WHAT NEEDS TO BE DONE
Return each line below that contains the string "与第几次抽样有关". Case counts.

STORED ROWS
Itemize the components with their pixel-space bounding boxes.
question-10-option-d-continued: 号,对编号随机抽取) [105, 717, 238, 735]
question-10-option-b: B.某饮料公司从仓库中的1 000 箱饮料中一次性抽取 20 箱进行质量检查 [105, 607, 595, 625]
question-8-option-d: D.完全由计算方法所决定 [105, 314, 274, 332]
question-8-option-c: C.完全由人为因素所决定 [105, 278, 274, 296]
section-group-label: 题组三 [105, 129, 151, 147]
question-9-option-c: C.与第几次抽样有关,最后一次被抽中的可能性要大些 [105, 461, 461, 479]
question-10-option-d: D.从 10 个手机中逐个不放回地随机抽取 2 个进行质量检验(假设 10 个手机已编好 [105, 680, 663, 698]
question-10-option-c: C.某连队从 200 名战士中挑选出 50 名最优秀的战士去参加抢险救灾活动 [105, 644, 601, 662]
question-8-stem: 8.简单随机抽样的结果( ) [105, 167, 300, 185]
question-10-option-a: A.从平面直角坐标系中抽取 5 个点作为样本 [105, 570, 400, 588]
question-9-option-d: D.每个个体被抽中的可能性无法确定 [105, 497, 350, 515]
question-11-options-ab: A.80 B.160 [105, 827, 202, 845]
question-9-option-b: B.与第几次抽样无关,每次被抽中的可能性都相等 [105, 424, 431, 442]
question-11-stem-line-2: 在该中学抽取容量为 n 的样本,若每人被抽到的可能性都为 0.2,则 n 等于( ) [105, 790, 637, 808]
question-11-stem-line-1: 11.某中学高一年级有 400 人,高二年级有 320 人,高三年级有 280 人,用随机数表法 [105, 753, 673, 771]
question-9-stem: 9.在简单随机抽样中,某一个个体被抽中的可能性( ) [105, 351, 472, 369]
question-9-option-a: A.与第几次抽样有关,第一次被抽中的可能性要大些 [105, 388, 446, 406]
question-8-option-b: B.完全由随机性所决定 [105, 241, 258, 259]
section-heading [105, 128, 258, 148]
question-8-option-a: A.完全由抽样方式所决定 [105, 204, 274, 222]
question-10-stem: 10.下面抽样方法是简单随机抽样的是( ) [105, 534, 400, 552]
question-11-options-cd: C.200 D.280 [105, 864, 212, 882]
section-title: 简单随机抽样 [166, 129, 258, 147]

RESULT FOR THIS EXERCISE
question-9-option-c: C.与第几次抽样有关,最后一次被抽中的可能性要大些 [105, 461, 461, 479]
question-9-option-a: A.与第几次抽样有关,第一次被抽中的可能性要大些 [105, 388, 446, 406]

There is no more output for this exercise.